Set problem => Reproduce the lines below word for word, leaving out the pictures.

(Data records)

■ ■ ■ ■

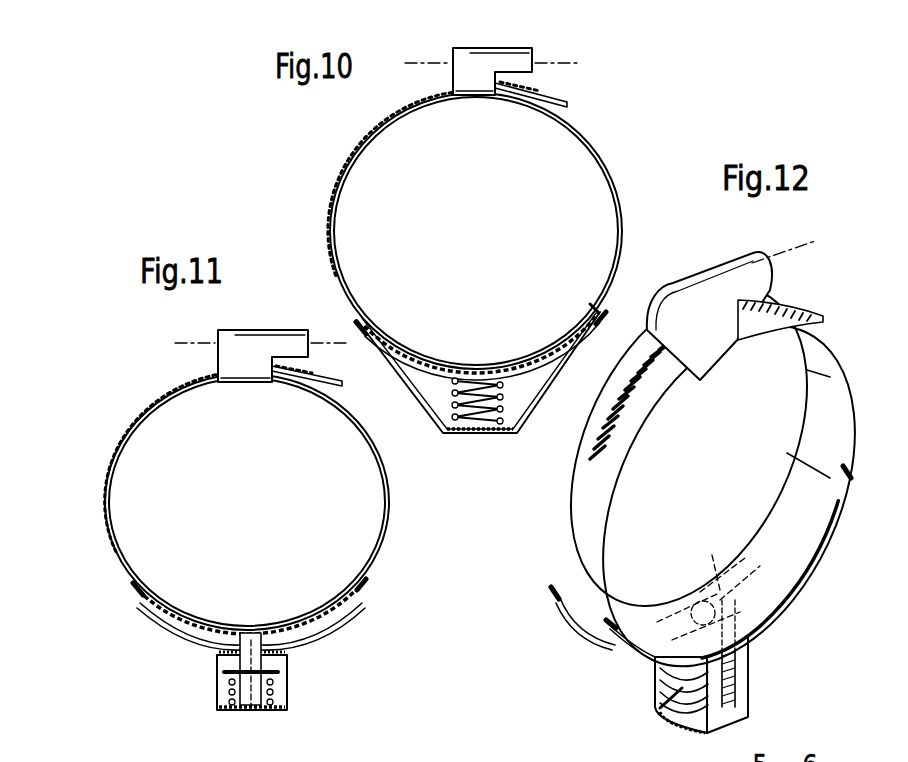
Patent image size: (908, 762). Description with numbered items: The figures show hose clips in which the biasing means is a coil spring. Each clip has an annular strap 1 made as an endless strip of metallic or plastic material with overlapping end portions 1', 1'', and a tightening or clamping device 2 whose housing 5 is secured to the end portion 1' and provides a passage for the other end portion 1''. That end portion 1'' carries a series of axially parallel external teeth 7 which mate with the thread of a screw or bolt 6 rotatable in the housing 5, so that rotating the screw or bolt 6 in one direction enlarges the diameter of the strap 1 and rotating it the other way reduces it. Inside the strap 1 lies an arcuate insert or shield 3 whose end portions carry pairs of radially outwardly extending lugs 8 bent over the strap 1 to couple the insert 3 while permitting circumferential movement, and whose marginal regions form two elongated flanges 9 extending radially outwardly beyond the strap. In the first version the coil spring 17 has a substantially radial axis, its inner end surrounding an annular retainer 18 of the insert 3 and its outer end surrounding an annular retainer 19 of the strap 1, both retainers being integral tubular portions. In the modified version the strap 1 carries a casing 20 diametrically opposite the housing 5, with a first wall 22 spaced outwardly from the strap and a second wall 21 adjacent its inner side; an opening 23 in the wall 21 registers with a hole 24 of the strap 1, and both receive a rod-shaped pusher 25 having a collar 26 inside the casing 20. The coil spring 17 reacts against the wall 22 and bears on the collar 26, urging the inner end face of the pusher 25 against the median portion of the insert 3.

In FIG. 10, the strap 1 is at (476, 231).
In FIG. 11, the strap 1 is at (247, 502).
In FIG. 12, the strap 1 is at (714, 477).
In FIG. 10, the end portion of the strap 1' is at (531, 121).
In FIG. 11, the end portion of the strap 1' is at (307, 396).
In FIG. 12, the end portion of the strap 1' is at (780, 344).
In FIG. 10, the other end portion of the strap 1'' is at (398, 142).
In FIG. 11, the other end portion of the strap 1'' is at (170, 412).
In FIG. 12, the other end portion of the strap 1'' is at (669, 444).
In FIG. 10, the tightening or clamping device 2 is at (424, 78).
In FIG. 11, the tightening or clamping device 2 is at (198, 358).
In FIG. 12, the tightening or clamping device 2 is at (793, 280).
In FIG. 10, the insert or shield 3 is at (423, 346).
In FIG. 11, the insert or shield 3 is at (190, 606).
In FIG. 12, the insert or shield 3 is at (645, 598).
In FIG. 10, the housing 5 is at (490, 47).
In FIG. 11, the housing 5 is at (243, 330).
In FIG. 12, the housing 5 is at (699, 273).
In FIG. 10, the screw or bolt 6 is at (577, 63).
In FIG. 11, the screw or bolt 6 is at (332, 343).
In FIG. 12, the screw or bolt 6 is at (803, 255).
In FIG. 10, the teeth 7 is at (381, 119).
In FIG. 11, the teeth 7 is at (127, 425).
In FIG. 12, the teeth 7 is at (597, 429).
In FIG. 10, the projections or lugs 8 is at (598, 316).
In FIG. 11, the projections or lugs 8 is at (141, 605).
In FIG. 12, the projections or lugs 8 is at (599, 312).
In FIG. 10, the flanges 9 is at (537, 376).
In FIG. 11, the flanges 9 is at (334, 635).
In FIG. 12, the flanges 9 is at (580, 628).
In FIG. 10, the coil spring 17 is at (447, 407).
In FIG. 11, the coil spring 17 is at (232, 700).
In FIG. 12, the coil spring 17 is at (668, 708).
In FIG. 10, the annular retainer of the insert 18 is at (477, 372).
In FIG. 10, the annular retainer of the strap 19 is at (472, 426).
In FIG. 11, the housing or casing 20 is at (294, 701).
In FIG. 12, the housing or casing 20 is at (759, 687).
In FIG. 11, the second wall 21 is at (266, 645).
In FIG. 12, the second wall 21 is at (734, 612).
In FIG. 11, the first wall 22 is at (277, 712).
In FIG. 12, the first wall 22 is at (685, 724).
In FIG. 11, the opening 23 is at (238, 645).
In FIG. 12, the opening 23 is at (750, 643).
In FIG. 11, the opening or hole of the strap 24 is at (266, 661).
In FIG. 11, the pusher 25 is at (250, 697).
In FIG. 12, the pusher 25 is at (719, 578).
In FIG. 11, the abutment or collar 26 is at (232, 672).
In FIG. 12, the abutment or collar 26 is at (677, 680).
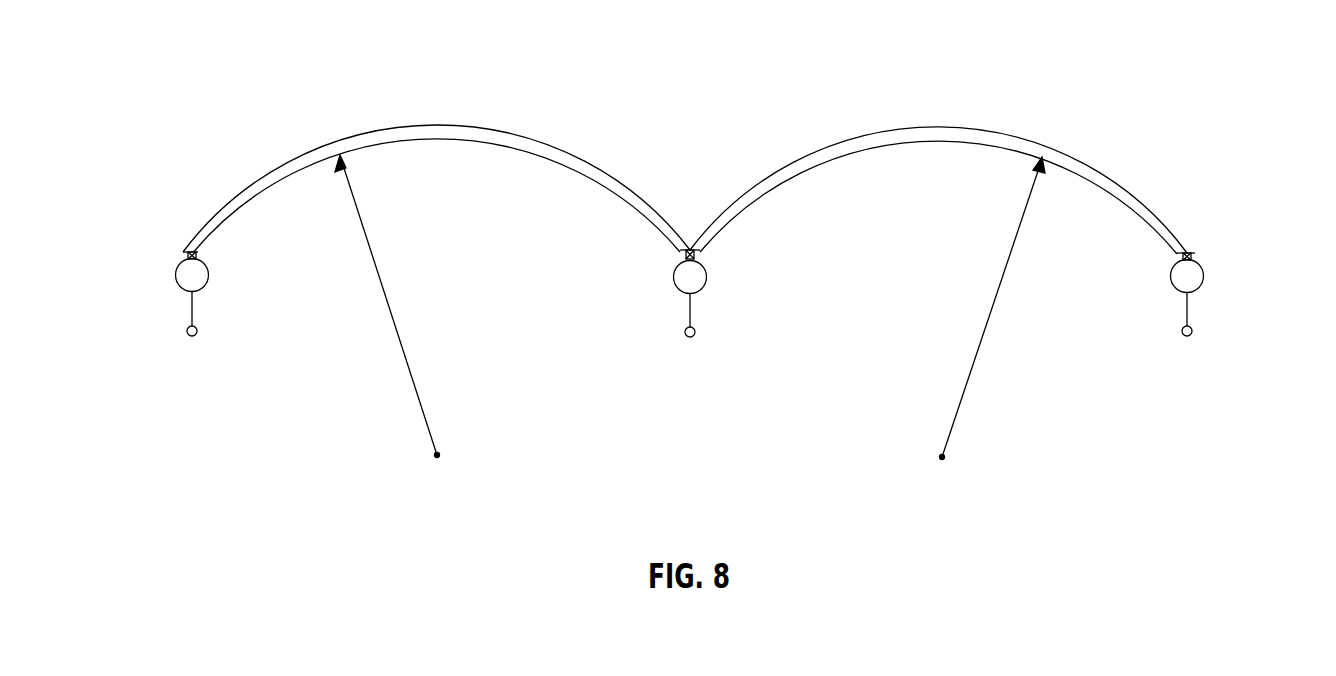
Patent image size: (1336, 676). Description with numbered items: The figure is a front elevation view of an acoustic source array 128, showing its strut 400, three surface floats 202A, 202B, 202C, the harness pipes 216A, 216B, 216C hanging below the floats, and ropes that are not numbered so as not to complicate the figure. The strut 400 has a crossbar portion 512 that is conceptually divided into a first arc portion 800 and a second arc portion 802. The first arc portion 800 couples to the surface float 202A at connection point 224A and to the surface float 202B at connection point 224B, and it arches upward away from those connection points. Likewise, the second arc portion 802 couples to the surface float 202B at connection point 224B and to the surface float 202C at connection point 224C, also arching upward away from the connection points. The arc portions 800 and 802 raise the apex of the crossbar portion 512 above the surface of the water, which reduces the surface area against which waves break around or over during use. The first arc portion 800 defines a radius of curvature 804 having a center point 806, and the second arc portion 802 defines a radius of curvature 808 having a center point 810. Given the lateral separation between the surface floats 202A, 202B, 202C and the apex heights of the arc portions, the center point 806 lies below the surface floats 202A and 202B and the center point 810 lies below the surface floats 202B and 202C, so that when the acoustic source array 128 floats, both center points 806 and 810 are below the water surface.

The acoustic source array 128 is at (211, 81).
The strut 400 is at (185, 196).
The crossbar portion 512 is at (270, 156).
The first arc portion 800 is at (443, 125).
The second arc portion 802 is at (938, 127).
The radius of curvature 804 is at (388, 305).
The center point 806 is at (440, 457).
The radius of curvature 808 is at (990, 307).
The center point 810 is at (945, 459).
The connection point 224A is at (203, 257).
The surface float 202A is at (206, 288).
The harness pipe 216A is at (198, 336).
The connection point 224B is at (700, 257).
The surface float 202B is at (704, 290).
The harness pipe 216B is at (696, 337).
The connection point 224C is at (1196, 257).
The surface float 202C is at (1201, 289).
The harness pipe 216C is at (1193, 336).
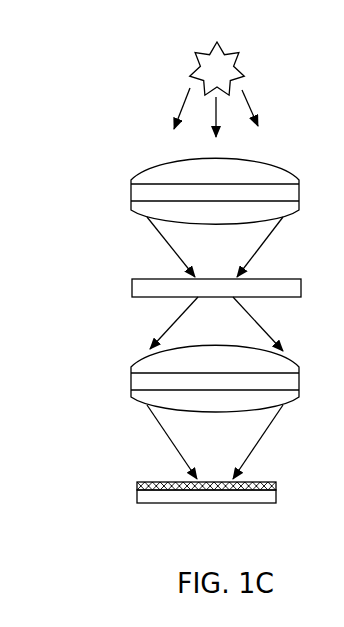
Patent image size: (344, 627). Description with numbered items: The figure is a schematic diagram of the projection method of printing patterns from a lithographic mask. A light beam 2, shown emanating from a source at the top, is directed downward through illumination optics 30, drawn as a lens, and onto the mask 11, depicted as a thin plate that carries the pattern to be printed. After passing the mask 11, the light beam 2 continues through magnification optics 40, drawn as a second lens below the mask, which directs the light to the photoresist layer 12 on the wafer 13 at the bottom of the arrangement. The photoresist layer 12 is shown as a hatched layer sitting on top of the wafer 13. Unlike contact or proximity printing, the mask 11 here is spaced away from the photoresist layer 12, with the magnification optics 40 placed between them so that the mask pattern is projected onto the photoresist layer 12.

■ ■ ■ ■

Answer to the problem =>
Patent image size: (908, 762). Description with numbered items: The figures show hose clips in which the biasing means is a coil spring. Each clip has an annular strap 1 made as an endless strip of metallic or plastic material with overlapping end portions 1', 1'', and a tightening or clamping device 2 whose housing 5 is secured to the end portion 1' and provides a passage for the other end portion 1''. That end portion 1'' carries a series of axially parallel external teeth 7 which mate with the thread of a screw or bolt 6 rotatable in the housing 5, so that rotating the screw or bolt 6 in one direction enlarges the diameter of the strap 1 and rotating it the other way reduces it. Inside the strap 1 lies an arcuate insert or shield 3 whose end portions carry pairs of radially outwardly extending lugs 8 bent over the strap 1 to couple the insert 3 while permitting circumferential movement, and whose marginal regions form two elongated flanges 9 extending radially outwardly beyond the strap. In the first version the coil spring 17 has a substantially radial axis, its inner end surrounding an annular retainer 18 of the insert 3 and its outer end surrounding an annular retainer 19 of the strap 1, both retainers being integral tubular portions. In the modified version the strap 1 carries a casing 20 diametrically opposite the housing 5, with a first wall 22 spaced outwardly from the strap and a second wall 21 adjacent its inner side; an opening 23 in the wall 21 registers with a hole 24 of the strap 1, and both receive a rod-shaped pusher 25 having a collar 26 inside the casing 20. The coil spring 17 reacts against the wall 22 and bears on the collar 26, urging the inner end face of the pusher 25 against the median portion of the insert 3.

In FIG. 10, the strap 1 is at (476, 231).
In FIG. 11, the strap 1 is at (247, 502).
In FIG. 12, the strap 1 is at (714, 477).
In FIG. 10, the end portion of the strap 1' is at (531, 121).
In FIG. 11, the end portion of the strap 1' is at (307, 396).
In FIG. 12, the end portion of the strap 1' is at (780, 344).
In FIG. 10, the other end portion of the strap 1'' is at (398, 142).
In FIG. 11, the other end portion of the strap 1'' is at (170, 412).
In FIG. 12, the other end portion of the strap 1'' is at (669, 444).
In FIG. 10, the tightening or clamping device 2 is at (424, 78).
In FIG. 11, the tightening or clamping device 2 is at (198, 358).
In FIG. 12, the tightening or clamping device 2 is at (793, 280).
In FIG. 10, the insert or shield 3 is at (423, 346).
In FIG. 11, the insert or shield 3 is at (190, 606).
In FIG. 12, the insert or shield 3 is at (645, 598).
In FIG. 10, the housing 5 is at (490, 47).
In FIG. 11, the housing 5 is at (243, 330).
In FIG. 12, the housing 5 is at (699, 273).
In FIG. 10, the screw or bolt 6 is at (577, 63).
In FIG. 11, the screw or bolt 6 is at (332, 343).
In FIG. 12, the screw or bolt 6 is at (803, 255).
In FIG. 10, the teeth 7 is at (381, 119).
In FIG. 11, the teeth 7 is at (127, 425).
In FIG. 12, the teeth 7 is at (597, 429).
In FIG. 10, the projections or lugs 8 is at (598, 316).
In FIG. 11, the projections or lugs 8 is at (141, 605).
In FIG. 12, the projections or lugs 8 is at (599, 312).
In FIG. 10, the flanges 9 is at (537, 376).
In FIG. 11, the flanges 9 is at (334, 635).
In FIG. 12, the flanges 9 is at (580, 628).
In FIG. 10, the coil spring 17 is at (447, 407).
In FIG. 11, the coil spring 17 is at (232, 700).
In FIG. 12, the coil spring 17 is at (668, 708).
In FIG. 10, the annular retainer of the insert 18 is at (477, 372).
In FIG. 10, the annular retainer of the strap 19 is at (472, 426).
In FIG. 11, the housing or casing 20 is at (294, 701).
In FIG. 12, the housing or casing 20 is at (759, 687).
In FIG. 11, the second wall 21 is at (266, 645).
In FIG. 12, the second wall 21 is at (734, 612).
In FIG. 11, the first wall 22 is at (277, 712).
In FIG. 12, the first wall 22 is at (685, 724).
In FIG. 11, the opening 23 is at (238, 645).
In FIG. 12, the opening 23 is at (750, 643).
In FIG. 11, the opening or hole of the strap 24 is at (266, 661).
In FIG. 11, the pusher 25 is at (250, 697).
In FIG. 12, the pusher 25 is at (719, 578).
In FIG. 11, the abutment or collar 26 is at (232, 672).
In FIG. 12, the abutment or collar 26 is at (677, 680).
Patent image size: (1336, 676). Description with numbered items: The figure is a front elevation view of an acoustic source array 128, showing its strut 400, three surface floats 202A, 202B, 202C, the harness pipes 216A, 216B, 216C hanging below the floats, and ropes that are not numbered so as not to complicate the figure. The strut 400 has a crossbar portion 512 that is conceptually divided into a first arc portion 800 and a second arc portion 802. The first arc portion 800 couples to the surface float 202A at connection point 224A and to the surface float 202B at connection point 224B, and it arches upward away from those connection points. Likewise, the second arc portion 802 couples to the surface float 202B at connection point 224B and to the surface float 202C at connection point 224C, also arching upward away from the connection points. The arc portions 800 and 802 raise the apex of the crossbar portion 512 above the surface of the water, which reduces the surface area against which waves break around or over during use. The first arc portion 800 defines a radius of curvature 804 having a center point 806, and the second arc portion 802 defines a radius of curvature 808 having a center point 810. Given the lateral separation between the surface floats 202A, 202B, 202C and the apex heights of the arc portions, the center point 806 lies below the surface floats 202A and 202B and the center point 810 lies below the surface floats 202B and 202C, so that when the acoustic source array 128 floats, both center points 806 and 810 are below the water surface.

The acoustic source array 128 is at (211, 81).
The strut 400 is at (185, 196).
The crossbar portion 512 is at (270, 156).
The first arc portion 800 is at (443, 125).
The second arc portion 802 is at (938, 127).
The radius of curvature 804 is at (388, 305).
The center point 806 is at (440, 457).
The radius of curvature 808 is at (990, 307).
The center point 810 is at (945, 459).
The connection point 224A is at (203, 257).
The surface float 202A is at (206, 288).
The harness pipe 216A is at (198, 336).
The connection point 224B is at (700, 257).
The surface float 202B is at (704, 290).
The harness pipe 216B is at (696, 337).
The connection point 224C is at (1196, 257).
The surface float 202C is at (1201, 289).
The harness pipe 216C is at (1193, 336).
Patent image size: (344, 627). Description with numbered items: The figure is a schematic diagram of the projection method of printing patterns from a lithographic mask. A light beam 2, shown emanating from a source at the top, is directed downward through illumination optics 30, drawn as a lens, and onto the mask 11, depicted as a thin plate that carries the pattern to be printed. After passing the mask 11, the light beam 2 continues through magnification optics 40, drawn as a second lens below the mask, which directs the light to the photoresist layer 12 on the wafer 13 at the bottom of the arrangement. The photoresist layer 12 is shown as a hatched layer sitting on top of the wafer 13. Unlike contact or proximity printing, the mask 11 here is spaced away from the photoresist layer 12, with the magnification optics 40 placed between them so that the mask pattern is projected onto the photoresist layer 12.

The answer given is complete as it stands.